PAGE:
___
Rome n’est pas, pour l’architecte, une école moins généreuse que pour le peintre et le statuaire. Ruines antiques, palais modernes, tout ce qui peut servir à développer l’imagination se trouve réuni dans l’enceinte de Rome. Le Colisée, le théâtre de Marcellus, les arcs de Constantin, de Titus et de Septime Sévère, le Panthéon et le temple de la Paix, le portique d’Octavie et les colonnes du temple de Jupiter Stator nous montrent l’art antique sous des aspects variés. Le palais Farnèse, le palais Giraud, le palais de la Chancellerie, nous montrent l’art moderne dans toute son élégance, toute sa pureté. Il est impossible de ne pas admirer, d’étudier sans profit la sobriété, la simplicité sévère, qui font du palais Giraud une œuvre exquise. Le palais Farnèse, quoique moins pur, offre pourtant plusieurs parties d’une grande élégance. Quant au palais de la Chancellerie, il est depuis long-temps apprécié par tous les hommes compétens.
___
LIGNES DE DONNÉES:
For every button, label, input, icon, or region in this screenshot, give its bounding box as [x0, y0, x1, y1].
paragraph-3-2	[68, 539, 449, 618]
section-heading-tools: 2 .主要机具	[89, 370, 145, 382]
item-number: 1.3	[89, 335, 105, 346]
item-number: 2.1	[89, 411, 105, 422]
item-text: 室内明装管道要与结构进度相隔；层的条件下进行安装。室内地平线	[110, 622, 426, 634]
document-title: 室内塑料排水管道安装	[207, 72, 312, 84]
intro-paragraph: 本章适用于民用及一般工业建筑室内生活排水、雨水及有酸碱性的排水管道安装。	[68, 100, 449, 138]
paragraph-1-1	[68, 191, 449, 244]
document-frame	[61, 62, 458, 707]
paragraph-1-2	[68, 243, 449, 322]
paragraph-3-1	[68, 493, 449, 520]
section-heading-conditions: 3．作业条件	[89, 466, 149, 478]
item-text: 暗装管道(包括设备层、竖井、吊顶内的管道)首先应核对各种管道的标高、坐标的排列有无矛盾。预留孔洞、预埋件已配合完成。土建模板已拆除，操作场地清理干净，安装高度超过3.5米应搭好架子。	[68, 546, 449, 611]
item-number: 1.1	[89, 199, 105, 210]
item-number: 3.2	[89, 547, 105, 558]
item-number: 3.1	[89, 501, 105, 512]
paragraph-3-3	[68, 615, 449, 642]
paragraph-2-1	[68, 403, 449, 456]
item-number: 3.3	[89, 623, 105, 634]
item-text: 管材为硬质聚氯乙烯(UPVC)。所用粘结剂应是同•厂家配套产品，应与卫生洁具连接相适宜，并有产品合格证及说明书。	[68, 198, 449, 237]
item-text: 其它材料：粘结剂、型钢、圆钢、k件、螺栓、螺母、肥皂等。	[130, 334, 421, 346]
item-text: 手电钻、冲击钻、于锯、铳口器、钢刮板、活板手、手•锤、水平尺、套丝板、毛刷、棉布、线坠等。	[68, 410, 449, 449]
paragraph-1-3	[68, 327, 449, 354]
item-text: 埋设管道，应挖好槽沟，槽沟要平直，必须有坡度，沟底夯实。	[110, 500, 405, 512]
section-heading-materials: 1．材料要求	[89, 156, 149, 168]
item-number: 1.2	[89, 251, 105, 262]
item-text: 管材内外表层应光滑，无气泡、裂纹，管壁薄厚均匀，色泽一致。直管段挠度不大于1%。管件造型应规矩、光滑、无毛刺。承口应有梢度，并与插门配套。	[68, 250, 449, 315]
___
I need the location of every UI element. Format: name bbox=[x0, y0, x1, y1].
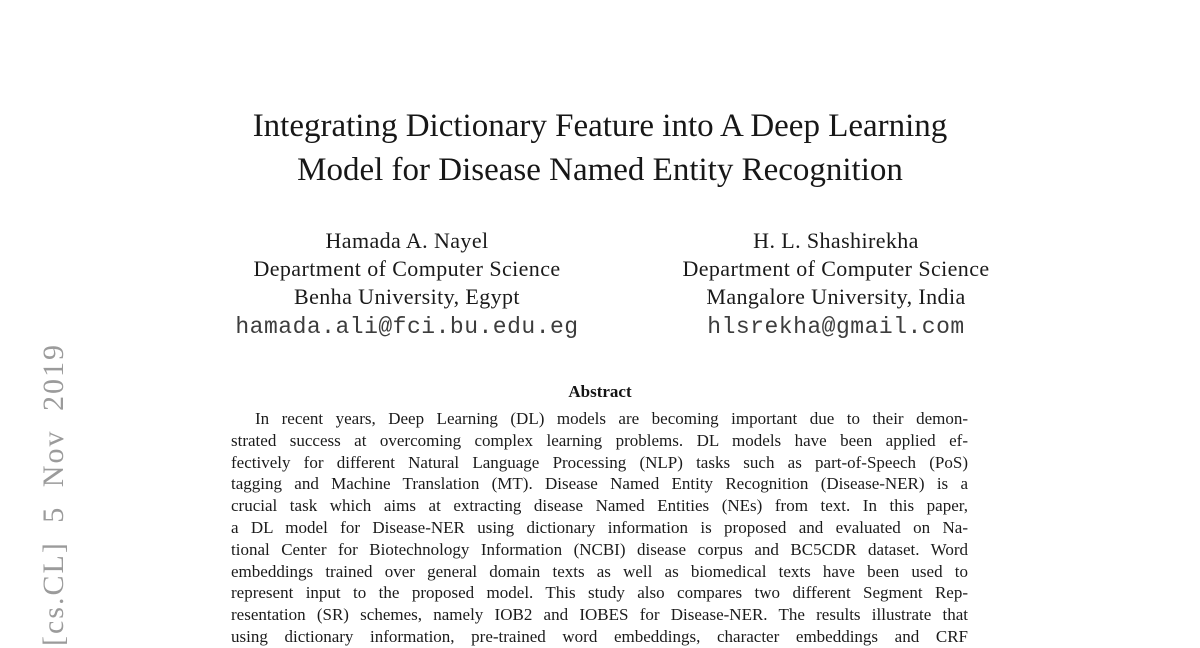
___
Recopiez intégralement le texte sur l'architecture à Rome, sans en modifier un seul mot.

CORRIGÉ:
Rome n’est pas, pour l’architecte, une école moins généreuse que pour le peintre et le statuaire. Ruines antiques, palais modernes, tout ce qui peut servir à développer l’imagination se trouve réuni dans l’enceinte de Rome. Le Colisée, le théâtre de Marcellus, les arcs de Constantin, de Titus et de Septime Sévère, le Panthéon et le temple de la Paix, le portique d’Octavie et les colonnes du temple de Jupiter Stator nous montrent l’art antique sous des aspects variés. Le palais Farnèse, le palais Giraud, le palais de la Chancellerie, nous montrent l’art moderne dans toute son élégance, toute sa pureté. Il est impossible de ne pas admirer, d’étudier sans profit la sobriété, la simplicité sévère, qui font du palais Giraud une œuvre exquise. Le palais Farnèse, quoique moins pur, offre pourtant plusieurs parties d’une grande élégance. Quant au palais de la Chancellerie, il est depuis long-temps apprécié par tous les hommes compétens.